--- Source records ---
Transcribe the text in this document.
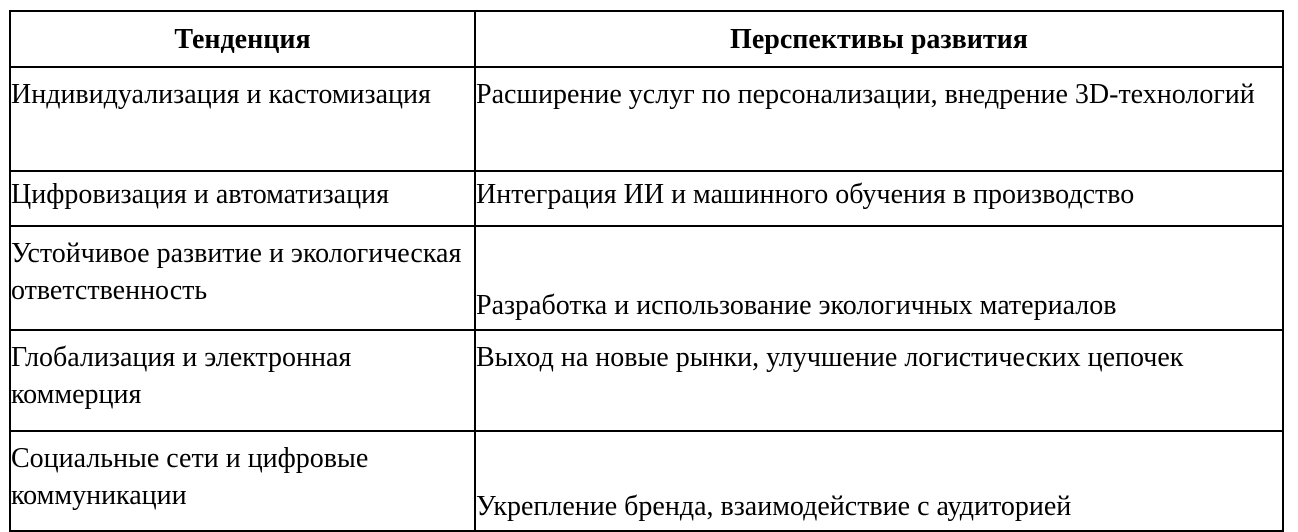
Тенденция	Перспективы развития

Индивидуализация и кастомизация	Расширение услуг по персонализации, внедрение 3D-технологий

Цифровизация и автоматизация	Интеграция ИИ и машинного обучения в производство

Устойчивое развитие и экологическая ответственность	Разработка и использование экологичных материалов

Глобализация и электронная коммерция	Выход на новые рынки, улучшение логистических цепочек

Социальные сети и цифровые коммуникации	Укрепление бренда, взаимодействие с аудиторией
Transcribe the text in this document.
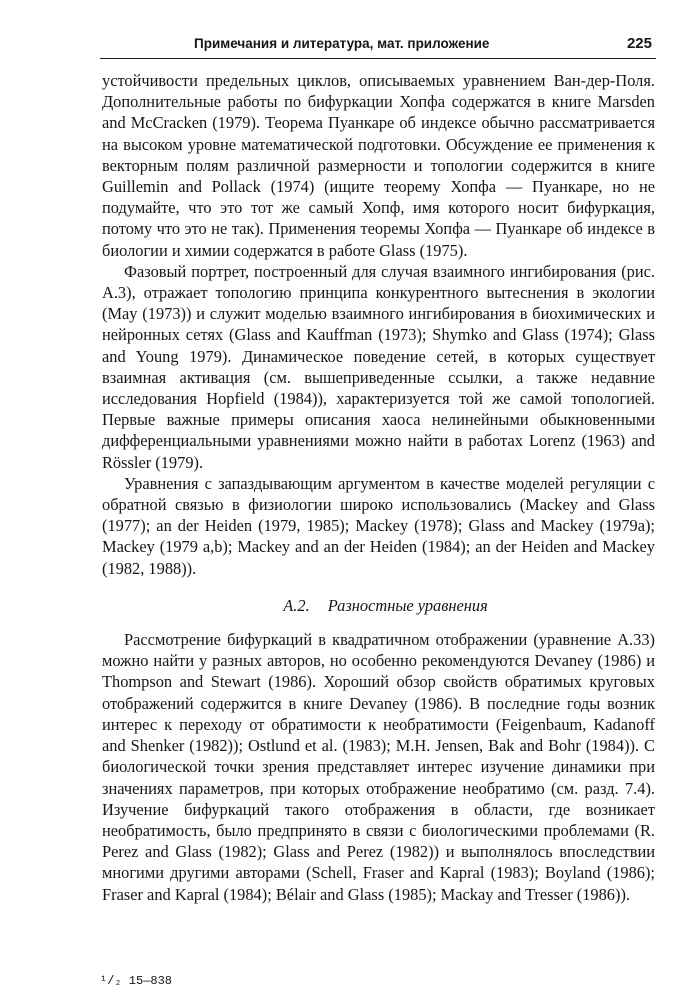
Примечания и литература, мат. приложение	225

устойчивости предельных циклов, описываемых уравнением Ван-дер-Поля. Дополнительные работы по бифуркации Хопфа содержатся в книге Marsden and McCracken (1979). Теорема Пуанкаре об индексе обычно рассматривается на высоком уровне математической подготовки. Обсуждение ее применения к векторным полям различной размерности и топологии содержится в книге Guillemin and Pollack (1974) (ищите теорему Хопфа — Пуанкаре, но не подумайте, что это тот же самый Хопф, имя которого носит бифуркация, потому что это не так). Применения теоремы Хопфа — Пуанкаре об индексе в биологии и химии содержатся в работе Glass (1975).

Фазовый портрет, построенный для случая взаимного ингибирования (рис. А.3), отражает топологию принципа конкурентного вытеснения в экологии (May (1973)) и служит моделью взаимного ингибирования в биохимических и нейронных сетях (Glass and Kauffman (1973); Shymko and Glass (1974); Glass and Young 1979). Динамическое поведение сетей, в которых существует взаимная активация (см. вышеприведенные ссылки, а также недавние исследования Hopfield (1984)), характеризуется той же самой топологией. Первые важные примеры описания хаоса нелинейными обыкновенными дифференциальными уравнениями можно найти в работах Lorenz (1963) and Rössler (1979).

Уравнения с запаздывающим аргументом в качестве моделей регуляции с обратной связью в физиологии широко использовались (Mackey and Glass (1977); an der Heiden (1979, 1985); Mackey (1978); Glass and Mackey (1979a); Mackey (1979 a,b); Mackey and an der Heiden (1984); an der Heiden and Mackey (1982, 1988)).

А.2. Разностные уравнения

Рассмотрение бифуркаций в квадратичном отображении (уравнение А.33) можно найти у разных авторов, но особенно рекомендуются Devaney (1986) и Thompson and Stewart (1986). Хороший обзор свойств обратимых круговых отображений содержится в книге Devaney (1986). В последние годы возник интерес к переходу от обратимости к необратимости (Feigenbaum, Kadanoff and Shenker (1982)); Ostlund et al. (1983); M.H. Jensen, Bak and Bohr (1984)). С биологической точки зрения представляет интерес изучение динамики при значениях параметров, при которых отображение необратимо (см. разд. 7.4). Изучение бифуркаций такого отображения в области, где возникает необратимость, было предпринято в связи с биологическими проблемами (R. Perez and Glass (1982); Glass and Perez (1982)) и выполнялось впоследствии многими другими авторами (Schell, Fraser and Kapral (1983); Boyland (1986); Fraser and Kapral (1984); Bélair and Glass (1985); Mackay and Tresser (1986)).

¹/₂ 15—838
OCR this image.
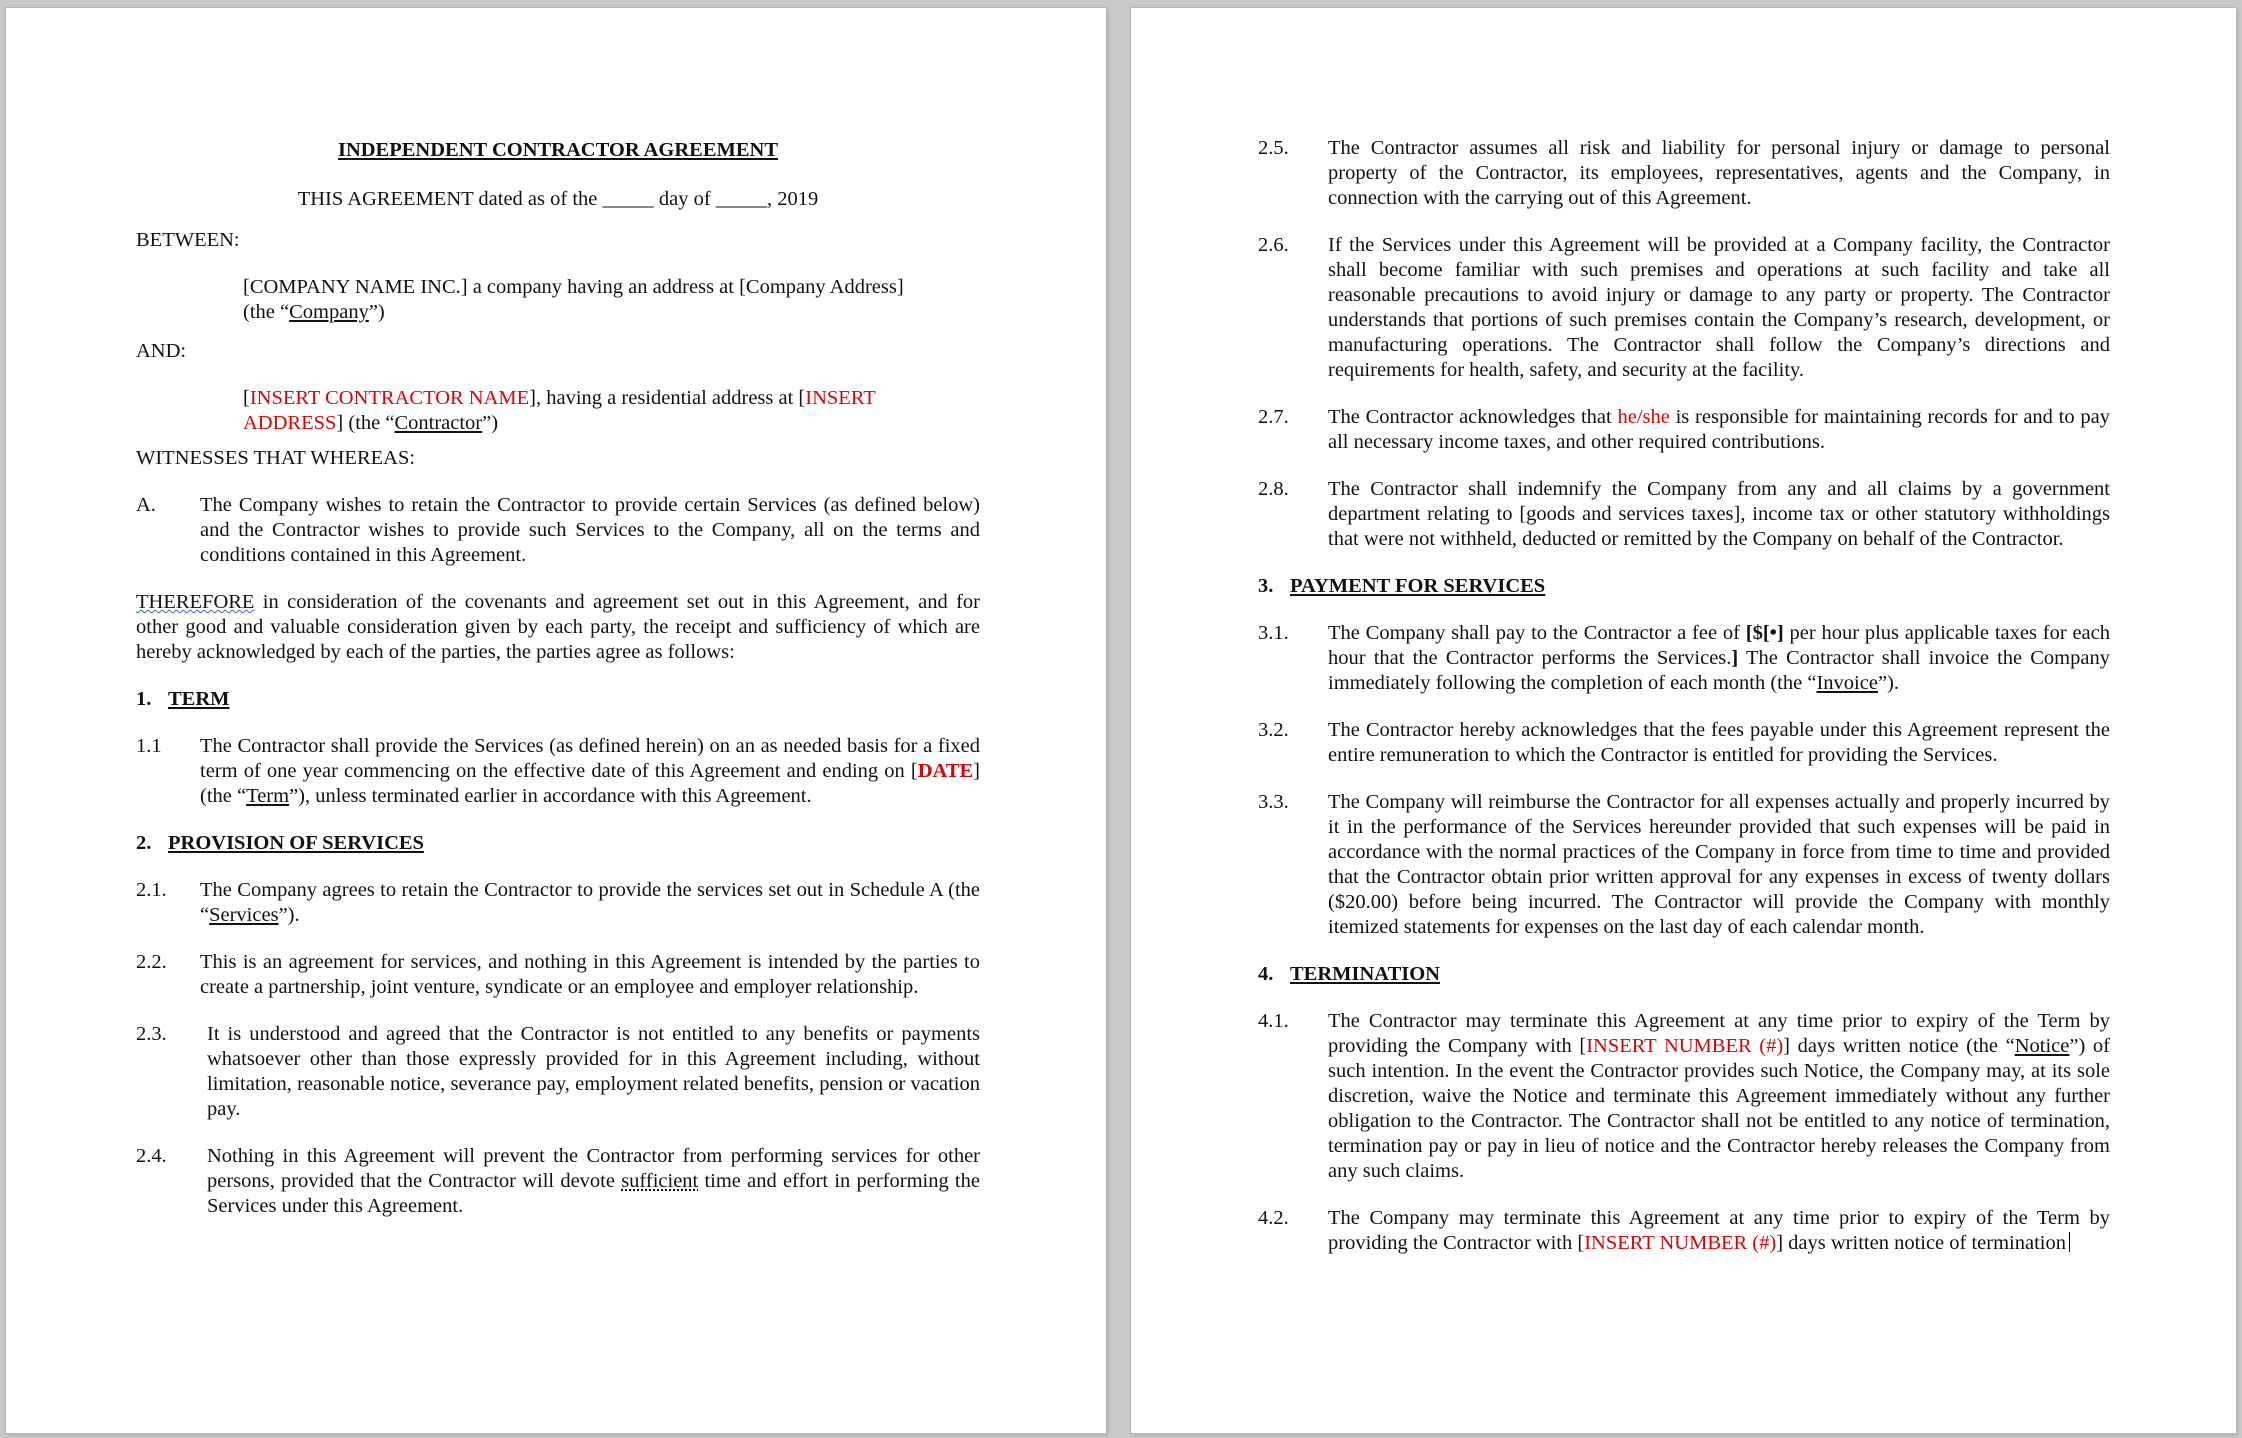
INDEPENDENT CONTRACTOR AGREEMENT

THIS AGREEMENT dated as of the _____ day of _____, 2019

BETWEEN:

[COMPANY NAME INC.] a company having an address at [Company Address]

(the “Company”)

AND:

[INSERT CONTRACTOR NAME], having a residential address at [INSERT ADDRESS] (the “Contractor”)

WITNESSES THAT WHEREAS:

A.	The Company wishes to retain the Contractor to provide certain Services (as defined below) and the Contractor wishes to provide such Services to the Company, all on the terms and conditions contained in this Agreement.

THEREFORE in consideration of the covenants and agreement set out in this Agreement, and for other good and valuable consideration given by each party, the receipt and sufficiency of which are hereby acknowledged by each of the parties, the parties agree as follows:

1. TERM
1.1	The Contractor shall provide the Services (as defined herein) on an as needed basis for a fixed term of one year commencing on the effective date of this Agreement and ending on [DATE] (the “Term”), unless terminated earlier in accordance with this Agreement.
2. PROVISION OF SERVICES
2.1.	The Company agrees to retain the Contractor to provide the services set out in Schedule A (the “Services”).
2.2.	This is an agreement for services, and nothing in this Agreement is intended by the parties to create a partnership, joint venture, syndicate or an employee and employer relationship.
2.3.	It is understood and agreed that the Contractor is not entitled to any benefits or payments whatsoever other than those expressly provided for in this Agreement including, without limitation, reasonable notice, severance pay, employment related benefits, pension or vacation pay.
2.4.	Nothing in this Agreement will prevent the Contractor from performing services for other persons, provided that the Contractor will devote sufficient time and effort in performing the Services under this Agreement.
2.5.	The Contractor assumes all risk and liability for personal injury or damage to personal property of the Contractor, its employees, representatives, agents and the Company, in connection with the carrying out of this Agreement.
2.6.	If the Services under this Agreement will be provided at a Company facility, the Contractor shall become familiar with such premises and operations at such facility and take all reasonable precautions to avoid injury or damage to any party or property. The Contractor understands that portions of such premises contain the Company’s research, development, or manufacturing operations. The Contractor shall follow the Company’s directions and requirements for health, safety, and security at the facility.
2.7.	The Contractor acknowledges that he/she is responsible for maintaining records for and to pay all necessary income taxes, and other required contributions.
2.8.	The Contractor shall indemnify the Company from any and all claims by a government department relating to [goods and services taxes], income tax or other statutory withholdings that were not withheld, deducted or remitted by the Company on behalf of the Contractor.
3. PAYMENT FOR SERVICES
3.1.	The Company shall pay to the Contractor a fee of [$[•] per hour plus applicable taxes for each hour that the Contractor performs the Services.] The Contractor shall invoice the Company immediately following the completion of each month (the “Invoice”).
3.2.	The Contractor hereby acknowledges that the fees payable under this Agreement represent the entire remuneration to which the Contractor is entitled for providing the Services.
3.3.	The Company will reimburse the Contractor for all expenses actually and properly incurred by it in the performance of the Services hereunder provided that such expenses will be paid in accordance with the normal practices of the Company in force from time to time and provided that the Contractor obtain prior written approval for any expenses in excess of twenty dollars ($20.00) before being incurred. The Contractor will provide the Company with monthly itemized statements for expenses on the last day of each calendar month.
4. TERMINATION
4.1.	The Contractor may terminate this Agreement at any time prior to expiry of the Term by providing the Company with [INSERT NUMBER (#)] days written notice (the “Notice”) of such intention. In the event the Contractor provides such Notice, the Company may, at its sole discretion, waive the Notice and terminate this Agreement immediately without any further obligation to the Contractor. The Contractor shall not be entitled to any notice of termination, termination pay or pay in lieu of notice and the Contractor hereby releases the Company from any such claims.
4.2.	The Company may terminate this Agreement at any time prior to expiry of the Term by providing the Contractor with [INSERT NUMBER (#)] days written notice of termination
---
Gather from the records above every line containing the string "which".

■ Response to this task
THEREFORE in consideration of the covenants and agreement set out in this Agreement, and for other good and valuable consideration given by each party, the receipt and sufficiency of which are hereby acknowledged by each of the parties, the parties agree as follows:
3.2.	The Contractor hereby acknowledges that the fees payable under this Agreement represent the entire remuneration to which the Contractor is entitled for providing the Services.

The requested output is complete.